Task objective ▸
Reproduce each line exactly, including spacing and punctuation.

● ● ● ●

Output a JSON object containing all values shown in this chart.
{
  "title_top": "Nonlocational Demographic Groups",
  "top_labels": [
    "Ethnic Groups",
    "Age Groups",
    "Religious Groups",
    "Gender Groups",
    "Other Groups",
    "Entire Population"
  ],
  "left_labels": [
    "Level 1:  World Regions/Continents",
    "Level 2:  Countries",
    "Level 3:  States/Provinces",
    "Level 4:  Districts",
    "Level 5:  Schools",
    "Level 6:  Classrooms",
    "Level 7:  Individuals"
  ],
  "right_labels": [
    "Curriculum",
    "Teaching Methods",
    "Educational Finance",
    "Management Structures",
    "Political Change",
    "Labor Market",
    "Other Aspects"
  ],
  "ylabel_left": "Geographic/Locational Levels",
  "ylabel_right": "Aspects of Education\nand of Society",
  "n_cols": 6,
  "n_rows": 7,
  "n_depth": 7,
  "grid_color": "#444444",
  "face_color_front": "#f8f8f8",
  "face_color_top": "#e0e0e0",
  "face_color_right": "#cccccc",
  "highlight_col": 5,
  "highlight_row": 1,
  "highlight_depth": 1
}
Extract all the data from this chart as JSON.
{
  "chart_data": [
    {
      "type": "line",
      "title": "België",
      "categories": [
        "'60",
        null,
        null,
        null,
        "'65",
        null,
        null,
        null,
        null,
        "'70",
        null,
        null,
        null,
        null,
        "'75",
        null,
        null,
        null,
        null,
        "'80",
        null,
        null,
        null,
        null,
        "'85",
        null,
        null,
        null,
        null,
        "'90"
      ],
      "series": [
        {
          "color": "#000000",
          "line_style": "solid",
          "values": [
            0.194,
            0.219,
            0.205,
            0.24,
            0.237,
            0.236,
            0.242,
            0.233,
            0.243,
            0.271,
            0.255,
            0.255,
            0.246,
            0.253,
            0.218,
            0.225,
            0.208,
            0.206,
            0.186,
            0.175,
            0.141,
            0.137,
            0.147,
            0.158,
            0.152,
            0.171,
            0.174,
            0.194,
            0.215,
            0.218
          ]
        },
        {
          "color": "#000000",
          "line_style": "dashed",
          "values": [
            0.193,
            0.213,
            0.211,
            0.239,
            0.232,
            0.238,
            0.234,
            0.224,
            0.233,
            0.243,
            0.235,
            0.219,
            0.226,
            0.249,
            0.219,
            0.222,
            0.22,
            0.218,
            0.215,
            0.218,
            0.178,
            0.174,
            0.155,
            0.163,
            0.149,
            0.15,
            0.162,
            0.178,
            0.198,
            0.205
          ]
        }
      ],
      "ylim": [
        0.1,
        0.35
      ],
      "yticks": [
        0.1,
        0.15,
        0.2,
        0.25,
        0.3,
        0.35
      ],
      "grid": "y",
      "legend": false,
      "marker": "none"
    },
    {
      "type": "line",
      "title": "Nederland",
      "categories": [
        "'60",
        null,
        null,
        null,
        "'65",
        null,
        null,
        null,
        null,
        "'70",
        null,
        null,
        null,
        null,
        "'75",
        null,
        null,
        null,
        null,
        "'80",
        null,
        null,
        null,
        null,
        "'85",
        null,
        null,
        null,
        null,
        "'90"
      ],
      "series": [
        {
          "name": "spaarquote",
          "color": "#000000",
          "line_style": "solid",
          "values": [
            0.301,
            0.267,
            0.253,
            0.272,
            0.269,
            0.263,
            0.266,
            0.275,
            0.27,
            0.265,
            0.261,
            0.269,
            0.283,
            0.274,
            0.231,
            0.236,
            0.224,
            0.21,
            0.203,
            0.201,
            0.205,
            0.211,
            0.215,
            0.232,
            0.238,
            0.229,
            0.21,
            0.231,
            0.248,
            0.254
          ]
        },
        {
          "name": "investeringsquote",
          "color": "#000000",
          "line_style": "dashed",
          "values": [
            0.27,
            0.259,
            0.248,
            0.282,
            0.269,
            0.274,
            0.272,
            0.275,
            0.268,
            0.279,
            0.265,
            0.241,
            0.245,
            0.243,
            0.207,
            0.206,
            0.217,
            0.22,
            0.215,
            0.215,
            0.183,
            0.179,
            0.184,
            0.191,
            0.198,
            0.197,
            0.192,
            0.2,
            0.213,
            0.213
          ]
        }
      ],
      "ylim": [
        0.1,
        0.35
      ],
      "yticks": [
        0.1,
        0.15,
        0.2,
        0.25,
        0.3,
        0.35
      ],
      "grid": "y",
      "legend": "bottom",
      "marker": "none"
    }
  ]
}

● ● ● ●

Result of this task ▸
Output a JSON object containing all values shown in this chart.
{
  "title_top": "Nonlocational Demographic Groups",
  "top_labels": [
    "Ethnic Groups",
    "Age Groups",
    "Religious Groups",
    "Gender Groups",
    "Other Groups",
    "Entire Population"
  ],
  "left_labels": [
    "Level 1:  World Regions/Continents",
    "Level 2:  Countries",
    "Level 3:  States/Provinces",
    "Level 4:  Districts",
    "Level 5:  Schools",
    "Level 6:  Classrooms",
    "Level 7:  Individuals"
  ],
  "right_labels": [
    "Curriculum",
    "Teaching Methods",
    "Educational Finance",
    "Management Structures",
    "Political Change",
    "Labor Market",
    "Other Aspects"
  ],
  "ylabel_left": "Geographic/Locational Levels",
  "ylabel_right": "Aspects of Education\nand of Society",
  "n_cols": 6,
  "n_rows": 7,
  "n_depth": 7,
  "grid_color": "#444444",
  "face_color_front": "#f8f8f8",
  "face_color_top": "#e0e0e0",
  "face_color_right": "#cccccc",
  "highlight_col": 5,
  "highlight_row": 1,
  "highlight_depth": 1
}
Extract all the data from this chart as JSON.
{
  "chart_data": [
    {
      "type": "line",
      "title": "België",
      "categories": [
        "'60",
        null,
        null,
        null,
        "'65",
        null,
        null,
        null,
        null,
        "'70",
        null,
        null,
        null,
        null,
        "'75",
        null,
        null,
        null,
        null,
        "'80",
        null,
        null,
        null,
        null,
        "'85",
        null,
        null,
        null,
        null,
        "'90"
      ],
      "series": [
        {
          "color": "#000000",
          "line_style": "solid",
          "values": [
            0.194,
            0.219,
            0.205,
            0.24,
            0.237,
            0.236,
            0.242,
            0.233,
            0.243,
            0.271,
            0.255,
            0.255,
            0.246,
            0.253,
            0.218,
            0.225,
            0.208,
            0.206,
            0.186,
            0.175,
            0.141,
            0.137,
            0.147,
            0.158,
            0.152,
            0.171,
            0.174,
            0.194,
            0.215,
            0.218
          ]
        },
        {
          "color": "#000000",
          "line_style": "dashed",
          "values": [
            0.193,
            0.213,
            0.211,
            0.239,
            0.232,
            0.238,
            0.234,
            0.224,
            0.233,
            0.243,
            0.235,
            0.219,
            0.226,
            0.249,
            0.219,
            0.222,
            0.22,
            0.218,
            0.215,
            0.218,
            0.178,
            0.174,
            0.155,
            0.163,
            0.149,
            0.15,
            0.162,
            0.178,
            0.198,
            0.205
          ]
        }
      ],
      "ylim": [
        0.1,
        0.35
      ],
      "yticks": [
        0.1,
        0.15,
        0.2,
        0.25,
        0.3,
        0.35
      ],
      "grid": "y",
      "legend": false,
      "marker": "none"
    },
    {
      "type": "line",
      "title": "Nederland",
      "categories": [
        "'60",
        null,
        null,
        null,
        "'65",
        null,
        null,
        null,
        null,
        "'70",
        null,
        null,
        null,
        null,
        "'75",
        null,
        null,
        null,
        null,
        "'80",
        null,
        null,
        null,
        null,
        "'85",
        null,
        null,
        null,
        null,
        "'90"
      ],
      "series": [
        {
          "name": "spaarquote",
          "color": "#000000",
          "line_style": "solid",
          "values": [
            0.301,
            0.267,
            0.253,
            0.272,
            0.269,
            0.263,
            0.266,
            0.275,
            0.27,
            0.265,
            0.261,
            0.269,
            0.283,
            0.274,
            0.231,
            0.236,
            0.224,
            0.21,
            0.203,
            0.201,
            0.205,
            0.211,
            0.215,
            0.232,
            0.238,
            0.229,
            0.21,
            0.231,
            0.248,
            0.254
          ]
        },
        {
          "name": "investeringsquote",
          "color": "#000000",
          "line_style": "dashed",
          "values": [
            0.27,
            0.259,
            0.248,
            0.282,
            0.269,
            0.274,
            0.272,
            0.275,
            0.268,
            0.279,
            0.265,
            0.241,
            0.245,
            0.243,
            0.207,
            0.206,
            0.217,
            0.22,
            0.215,
            0.215,
            0.183,
            0.179,
            0.184,
            0.191,
            0.198,
            0.197,
            0.192,
            0.2,
            0.213,
            0.213
          ]
        }
      ],
      "ylim": [
        0.1,
        0.35
      ],
      "yticks": [
        0.1,
        0.15,
        0.2,
        0.25,
        0.3,
        0.35
      ],
      "grid": "y",
      "legend": "bottom",
      "marker": "none"
    }
  ]
}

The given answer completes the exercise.